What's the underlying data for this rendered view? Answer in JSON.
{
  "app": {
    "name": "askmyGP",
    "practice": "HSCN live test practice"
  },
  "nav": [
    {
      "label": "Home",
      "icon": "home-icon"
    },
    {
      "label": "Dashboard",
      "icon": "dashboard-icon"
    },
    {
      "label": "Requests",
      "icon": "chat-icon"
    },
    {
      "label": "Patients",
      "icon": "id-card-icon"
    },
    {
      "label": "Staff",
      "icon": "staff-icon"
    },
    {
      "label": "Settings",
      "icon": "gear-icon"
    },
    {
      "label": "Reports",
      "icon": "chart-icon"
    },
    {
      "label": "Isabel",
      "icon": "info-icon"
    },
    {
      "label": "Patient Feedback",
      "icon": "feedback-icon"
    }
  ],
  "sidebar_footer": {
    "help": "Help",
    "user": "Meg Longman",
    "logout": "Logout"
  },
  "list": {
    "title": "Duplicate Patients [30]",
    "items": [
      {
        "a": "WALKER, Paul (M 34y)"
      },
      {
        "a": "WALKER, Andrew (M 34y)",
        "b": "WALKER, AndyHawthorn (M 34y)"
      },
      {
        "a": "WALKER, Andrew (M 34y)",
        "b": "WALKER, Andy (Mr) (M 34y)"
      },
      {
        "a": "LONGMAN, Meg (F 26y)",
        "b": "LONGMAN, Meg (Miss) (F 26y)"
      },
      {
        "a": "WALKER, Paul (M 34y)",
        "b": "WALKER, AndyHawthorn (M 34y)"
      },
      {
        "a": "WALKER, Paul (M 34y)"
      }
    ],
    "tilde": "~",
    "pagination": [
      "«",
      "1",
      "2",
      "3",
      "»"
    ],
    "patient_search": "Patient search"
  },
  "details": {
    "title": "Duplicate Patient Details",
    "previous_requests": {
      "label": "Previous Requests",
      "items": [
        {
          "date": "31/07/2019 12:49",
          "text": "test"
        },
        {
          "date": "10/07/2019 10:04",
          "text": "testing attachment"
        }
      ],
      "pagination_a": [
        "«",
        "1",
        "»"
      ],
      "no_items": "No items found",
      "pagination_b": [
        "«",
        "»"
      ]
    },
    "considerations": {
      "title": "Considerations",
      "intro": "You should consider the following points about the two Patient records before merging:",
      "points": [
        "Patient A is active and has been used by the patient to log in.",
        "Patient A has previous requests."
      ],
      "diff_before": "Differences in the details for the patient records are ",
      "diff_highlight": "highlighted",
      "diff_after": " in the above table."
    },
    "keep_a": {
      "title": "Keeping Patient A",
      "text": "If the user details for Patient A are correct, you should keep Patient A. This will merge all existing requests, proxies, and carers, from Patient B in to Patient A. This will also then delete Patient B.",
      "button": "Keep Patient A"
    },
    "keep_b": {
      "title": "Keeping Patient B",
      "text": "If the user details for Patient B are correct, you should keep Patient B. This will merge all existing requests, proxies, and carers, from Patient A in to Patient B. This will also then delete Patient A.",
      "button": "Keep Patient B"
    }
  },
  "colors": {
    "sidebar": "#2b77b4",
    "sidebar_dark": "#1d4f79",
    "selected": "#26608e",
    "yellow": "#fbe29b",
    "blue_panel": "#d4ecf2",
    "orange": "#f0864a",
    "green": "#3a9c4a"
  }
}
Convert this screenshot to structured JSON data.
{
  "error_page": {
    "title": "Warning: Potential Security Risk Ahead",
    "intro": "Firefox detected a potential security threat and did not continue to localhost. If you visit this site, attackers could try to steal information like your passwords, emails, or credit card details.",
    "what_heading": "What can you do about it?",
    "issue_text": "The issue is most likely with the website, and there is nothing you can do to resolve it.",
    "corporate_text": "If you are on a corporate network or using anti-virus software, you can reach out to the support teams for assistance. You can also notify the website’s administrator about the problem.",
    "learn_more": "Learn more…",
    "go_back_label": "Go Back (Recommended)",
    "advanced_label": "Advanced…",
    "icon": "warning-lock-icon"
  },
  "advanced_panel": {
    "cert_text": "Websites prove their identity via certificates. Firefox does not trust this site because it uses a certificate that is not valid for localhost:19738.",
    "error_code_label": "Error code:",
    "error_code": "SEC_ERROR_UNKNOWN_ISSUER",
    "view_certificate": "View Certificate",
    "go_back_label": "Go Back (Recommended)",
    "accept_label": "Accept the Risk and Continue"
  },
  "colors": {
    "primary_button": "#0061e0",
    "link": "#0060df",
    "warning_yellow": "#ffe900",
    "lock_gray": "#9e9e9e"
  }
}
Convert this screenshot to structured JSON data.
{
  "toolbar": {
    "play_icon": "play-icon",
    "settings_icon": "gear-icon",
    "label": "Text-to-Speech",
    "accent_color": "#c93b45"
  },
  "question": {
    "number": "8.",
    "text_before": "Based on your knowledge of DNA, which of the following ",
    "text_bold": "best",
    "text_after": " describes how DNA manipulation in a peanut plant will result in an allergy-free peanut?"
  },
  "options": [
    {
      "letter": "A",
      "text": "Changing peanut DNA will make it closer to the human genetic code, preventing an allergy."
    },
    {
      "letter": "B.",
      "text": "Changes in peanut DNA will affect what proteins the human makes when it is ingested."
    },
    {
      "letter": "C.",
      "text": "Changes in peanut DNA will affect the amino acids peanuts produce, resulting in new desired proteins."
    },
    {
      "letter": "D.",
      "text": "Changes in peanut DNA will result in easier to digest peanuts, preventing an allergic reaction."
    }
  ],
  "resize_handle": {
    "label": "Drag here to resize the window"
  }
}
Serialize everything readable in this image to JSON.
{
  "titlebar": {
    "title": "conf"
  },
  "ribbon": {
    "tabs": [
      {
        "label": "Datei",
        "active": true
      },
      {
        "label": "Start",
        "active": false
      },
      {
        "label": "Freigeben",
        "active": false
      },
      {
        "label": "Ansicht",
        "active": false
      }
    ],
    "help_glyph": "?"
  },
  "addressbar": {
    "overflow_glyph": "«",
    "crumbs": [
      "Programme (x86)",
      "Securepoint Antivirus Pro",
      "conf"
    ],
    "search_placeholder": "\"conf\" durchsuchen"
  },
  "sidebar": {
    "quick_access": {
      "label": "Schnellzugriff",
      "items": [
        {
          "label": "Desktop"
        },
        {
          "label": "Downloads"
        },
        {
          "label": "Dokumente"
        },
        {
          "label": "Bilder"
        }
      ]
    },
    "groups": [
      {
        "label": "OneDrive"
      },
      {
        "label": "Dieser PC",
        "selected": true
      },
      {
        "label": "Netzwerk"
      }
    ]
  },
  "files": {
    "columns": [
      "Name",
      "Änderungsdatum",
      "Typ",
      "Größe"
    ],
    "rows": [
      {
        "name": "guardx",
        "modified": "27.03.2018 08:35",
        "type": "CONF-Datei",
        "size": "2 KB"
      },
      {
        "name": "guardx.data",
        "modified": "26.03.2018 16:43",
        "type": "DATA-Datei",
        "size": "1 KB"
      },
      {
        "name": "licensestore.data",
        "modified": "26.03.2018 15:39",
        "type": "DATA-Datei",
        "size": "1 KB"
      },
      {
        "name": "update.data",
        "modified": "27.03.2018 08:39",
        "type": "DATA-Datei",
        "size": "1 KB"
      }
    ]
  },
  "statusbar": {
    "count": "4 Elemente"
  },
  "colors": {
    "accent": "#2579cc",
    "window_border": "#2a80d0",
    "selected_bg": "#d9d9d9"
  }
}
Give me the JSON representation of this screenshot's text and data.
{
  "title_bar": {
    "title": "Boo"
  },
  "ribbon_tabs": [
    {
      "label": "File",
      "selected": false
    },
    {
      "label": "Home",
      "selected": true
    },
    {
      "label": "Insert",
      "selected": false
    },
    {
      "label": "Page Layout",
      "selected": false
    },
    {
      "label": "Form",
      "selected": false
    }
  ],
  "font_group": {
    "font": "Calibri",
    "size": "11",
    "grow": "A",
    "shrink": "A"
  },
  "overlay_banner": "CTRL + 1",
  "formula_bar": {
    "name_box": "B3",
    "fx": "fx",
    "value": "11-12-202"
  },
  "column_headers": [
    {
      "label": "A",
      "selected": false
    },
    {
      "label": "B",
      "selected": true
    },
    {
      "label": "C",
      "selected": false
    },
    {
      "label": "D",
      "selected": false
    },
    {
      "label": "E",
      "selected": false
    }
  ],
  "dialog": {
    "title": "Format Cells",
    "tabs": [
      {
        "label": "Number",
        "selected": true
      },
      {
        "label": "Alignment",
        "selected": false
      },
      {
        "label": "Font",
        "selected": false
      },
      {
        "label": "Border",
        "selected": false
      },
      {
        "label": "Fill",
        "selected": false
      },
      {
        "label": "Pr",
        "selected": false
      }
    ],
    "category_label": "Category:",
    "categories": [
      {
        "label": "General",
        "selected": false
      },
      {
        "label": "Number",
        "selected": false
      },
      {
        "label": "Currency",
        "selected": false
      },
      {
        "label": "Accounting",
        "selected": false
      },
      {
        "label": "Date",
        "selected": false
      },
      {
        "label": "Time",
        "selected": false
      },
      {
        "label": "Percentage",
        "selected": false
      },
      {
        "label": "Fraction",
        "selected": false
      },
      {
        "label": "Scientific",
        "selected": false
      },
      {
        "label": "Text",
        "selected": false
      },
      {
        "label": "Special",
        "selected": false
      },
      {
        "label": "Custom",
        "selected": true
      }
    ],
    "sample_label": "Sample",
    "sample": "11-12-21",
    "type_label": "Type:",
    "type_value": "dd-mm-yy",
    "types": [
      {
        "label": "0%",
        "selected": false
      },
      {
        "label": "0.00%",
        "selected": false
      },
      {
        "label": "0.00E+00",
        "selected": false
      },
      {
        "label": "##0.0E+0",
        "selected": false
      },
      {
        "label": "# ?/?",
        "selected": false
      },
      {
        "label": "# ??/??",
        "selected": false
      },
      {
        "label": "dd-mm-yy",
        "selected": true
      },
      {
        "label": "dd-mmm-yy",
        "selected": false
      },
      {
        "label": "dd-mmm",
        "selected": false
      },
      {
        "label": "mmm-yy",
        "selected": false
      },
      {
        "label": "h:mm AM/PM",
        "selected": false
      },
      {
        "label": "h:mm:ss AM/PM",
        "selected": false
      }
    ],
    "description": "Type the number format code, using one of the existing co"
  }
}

* [WHAT YOU HAVE TO DO] Each line in the listing that contains "merge" should be returned.

* [RESPONSE TO THIS EXERCISE]
      "text": "If the user details for Patient A are correct, you should keep Patient A. This will merge all existing requests, proxies, and carers, from Patient B in to Patient A. This will also then delete Patient B.",
      "text": "If the user details for Patient B are correct, you should keep Patient B. This will merge all existing requests, proxies, and carers, from Patient A in to Patient B. This will also then delete Patient A.",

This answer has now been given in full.